THE EXERCISE: From the listing below, pull out the lines that hold "discharge".

ENTRIES PROVIDED:
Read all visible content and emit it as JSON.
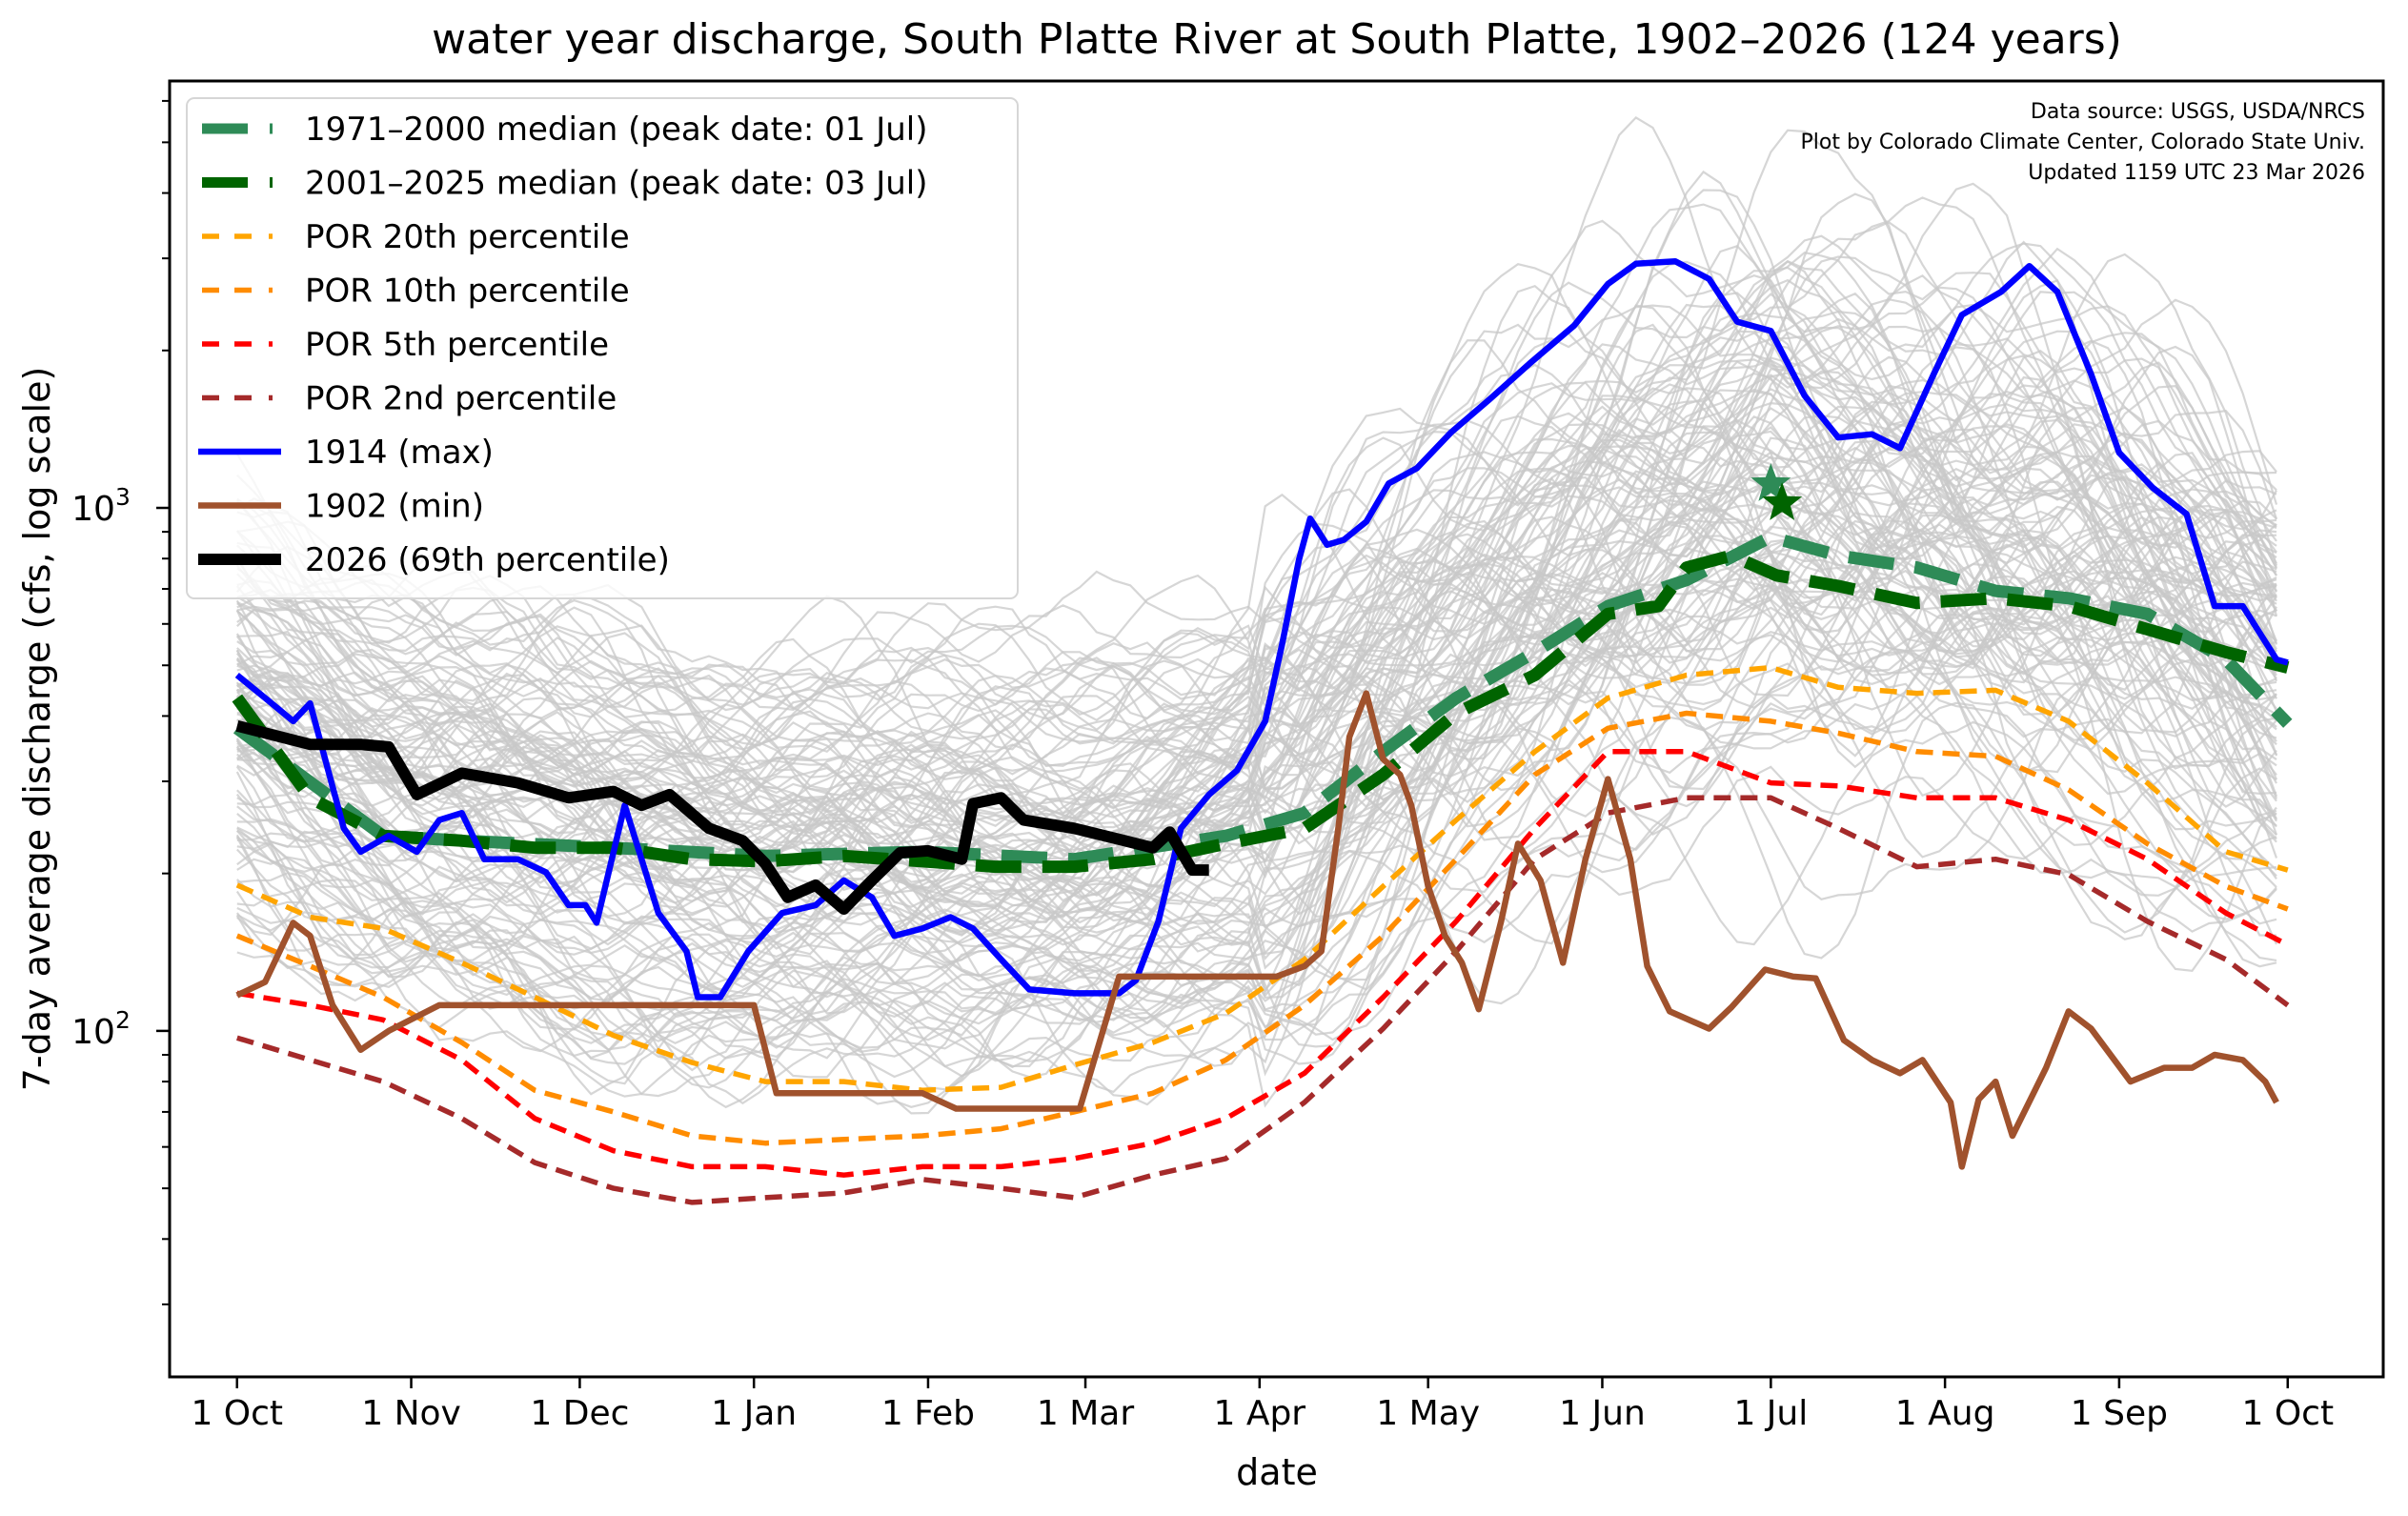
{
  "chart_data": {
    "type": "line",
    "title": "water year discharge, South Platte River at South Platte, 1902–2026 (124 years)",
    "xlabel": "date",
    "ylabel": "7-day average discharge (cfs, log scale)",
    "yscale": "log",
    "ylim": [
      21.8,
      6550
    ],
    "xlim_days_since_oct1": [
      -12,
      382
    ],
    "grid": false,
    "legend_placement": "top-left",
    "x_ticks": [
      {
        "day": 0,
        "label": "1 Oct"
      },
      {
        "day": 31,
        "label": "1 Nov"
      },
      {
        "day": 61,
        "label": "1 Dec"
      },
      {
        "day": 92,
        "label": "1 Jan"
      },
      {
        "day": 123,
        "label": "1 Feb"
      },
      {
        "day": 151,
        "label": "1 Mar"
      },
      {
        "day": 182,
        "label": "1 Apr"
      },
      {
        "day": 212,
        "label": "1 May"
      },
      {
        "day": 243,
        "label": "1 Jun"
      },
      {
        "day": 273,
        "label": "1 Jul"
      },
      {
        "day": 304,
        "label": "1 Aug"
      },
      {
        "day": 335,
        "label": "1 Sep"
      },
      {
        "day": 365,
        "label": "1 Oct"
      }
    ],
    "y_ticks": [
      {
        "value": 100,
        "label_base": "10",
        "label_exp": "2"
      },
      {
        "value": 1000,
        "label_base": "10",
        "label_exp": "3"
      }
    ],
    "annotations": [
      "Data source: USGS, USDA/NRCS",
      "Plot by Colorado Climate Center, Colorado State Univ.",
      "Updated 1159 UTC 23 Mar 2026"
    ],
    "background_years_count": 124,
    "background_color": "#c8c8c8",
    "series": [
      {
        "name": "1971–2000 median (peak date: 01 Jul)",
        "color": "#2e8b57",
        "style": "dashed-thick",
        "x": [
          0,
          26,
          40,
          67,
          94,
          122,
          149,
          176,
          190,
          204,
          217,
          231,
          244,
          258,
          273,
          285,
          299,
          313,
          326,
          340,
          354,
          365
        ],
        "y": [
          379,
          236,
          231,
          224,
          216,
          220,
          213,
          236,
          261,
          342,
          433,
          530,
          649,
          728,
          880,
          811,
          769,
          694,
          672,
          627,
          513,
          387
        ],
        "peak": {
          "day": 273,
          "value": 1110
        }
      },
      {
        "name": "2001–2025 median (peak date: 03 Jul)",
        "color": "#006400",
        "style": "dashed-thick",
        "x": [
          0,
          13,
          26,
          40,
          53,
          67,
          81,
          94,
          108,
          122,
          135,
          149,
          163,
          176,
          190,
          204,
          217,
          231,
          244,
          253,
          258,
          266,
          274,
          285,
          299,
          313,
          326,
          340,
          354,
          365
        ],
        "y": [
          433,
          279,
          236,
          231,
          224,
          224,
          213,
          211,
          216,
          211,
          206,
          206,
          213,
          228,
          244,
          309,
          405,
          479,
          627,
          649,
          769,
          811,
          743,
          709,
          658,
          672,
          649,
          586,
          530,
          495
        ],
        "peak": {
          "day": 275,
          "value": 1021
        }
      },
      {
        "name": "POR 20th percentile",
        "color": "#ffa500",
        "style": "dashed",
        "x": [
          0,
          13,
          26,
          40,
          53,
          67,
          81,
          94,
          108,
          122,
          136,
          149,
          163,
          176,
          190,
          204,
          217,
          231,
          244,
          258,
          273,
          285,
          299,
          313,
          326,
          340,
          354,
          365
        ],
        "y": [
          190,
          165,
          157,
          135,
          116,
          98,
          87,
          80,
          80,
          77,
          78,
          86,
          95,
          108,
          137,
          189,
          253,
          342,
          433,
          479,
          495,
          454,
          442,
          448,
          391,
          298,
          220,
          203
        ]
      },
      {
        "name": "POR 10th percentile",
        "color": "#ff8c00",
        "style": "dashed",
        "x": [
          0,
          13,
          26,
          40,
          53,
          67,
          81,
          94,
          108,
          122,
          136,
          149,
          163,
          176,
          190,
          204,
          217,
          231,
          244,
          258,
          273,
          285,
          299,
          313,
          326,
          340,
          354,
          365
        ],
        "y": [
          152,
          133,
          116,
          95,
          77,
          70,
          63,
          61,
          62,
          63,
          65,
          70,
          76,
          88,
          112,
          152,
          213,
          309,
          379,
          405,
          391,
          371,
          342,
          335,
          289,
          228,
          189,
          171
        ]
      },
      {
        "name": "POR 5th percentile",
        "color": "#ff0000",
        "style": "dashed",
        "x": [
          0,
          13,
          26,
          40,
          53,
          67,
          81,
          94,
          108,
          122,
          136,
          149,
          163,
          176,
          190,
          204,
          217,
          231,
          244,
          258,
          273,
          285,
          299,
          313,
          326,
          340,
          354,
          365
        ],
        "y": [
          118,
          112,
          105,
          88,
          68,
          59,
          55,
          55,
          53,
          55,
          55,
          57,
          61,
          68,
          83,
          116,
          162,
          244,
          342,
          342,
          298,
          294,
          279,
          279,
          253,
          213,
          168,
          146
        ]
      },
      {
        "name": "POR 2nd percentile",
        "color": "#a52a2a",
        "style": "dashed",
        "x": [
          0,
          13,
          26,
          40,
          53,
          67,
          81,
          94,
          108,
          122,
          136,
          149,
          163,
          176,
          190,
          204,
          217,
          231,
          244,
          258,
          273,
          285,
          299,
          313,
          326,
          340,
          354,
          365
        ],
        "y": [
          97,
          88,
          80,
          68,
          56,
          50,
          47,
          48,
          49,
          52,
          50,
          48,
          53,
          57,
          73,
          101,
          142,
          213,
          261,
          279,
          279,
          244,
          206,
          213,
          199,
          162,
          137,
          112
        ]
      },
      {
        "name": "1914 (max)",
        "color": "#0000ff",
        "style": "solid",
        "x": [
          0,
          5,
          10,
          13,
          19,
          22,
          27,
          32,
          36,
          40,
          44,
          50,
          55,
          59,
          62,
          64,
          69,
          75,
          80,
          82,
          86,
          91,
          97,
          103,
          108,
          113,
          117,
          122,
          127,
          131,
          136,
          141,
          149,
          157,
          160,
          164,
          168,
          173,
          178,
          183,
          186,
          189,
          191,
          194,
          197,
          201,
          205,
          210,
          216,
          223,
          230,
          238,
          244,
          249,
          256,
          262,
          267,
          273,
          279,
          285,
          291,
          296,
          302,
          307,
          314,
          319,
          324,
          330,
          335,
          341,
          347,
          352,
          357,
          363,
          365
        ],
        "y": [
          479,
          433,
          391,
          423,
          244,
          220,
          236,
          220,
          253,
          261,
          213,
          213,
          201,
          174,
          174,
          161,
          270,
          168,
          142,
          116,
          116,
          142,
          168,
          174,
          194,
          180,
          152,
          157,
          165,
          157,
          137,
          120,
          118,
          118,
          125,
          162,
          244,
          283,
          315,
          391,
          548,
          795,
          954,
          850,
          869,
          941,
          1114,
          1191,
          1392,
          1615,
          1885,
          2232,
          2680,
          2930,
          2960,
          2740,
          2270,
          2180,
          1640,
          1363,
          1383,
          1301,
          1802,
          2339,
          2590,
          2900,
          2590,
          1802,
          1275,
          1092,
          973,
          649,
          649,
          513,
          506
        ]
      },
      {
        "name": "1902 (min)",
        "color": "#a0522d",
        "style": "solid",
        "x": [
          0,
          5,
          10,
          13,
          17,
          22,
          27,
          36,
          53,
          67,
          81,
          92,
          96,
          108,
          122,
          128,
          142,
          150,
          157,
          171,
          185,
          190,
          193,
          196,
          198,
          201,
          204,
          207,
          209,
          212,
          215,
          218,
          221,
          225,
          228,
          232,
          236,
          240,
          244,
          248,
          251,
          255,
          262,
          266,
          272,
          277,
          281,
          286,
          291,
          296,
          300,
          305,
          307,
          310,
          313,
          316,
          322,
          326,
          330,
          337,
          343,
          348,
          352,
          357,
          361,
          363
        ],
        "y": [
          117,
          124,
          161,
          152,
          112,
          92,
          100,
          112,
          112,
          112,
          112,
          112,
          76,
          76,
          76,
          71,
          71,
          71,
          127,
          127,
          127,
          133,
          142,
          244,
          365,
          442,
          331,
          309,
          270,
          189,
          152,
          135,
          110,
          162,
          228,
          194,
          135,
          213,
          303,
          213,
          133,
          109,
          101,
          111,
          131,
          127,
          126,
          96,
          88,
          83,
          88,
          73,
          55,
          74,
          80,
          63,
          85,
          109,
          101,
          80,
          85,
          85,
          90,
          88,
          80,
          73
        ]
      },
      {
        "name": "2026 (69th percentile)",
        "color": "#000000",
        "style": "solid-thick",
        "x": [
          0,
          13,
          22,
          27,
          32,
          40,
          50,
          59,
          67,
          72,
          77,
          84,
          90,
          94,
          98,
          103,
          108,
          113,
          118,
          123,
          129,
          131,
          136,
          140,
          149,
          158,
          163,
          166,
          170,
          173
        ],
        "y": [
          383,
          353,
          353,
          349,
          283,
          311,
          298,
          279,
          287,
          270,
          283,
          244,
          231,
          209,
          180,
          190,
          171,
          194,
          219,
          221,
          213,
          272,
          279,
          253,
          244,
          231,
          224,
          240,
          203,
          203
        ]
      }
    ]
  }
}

TASK SOLUTION:
    "title": "water year discharge, South Platte River at South Platte, 1902–2026 (124 years)",
    "ylabel": "7-day average discharge (cfs, log scale)",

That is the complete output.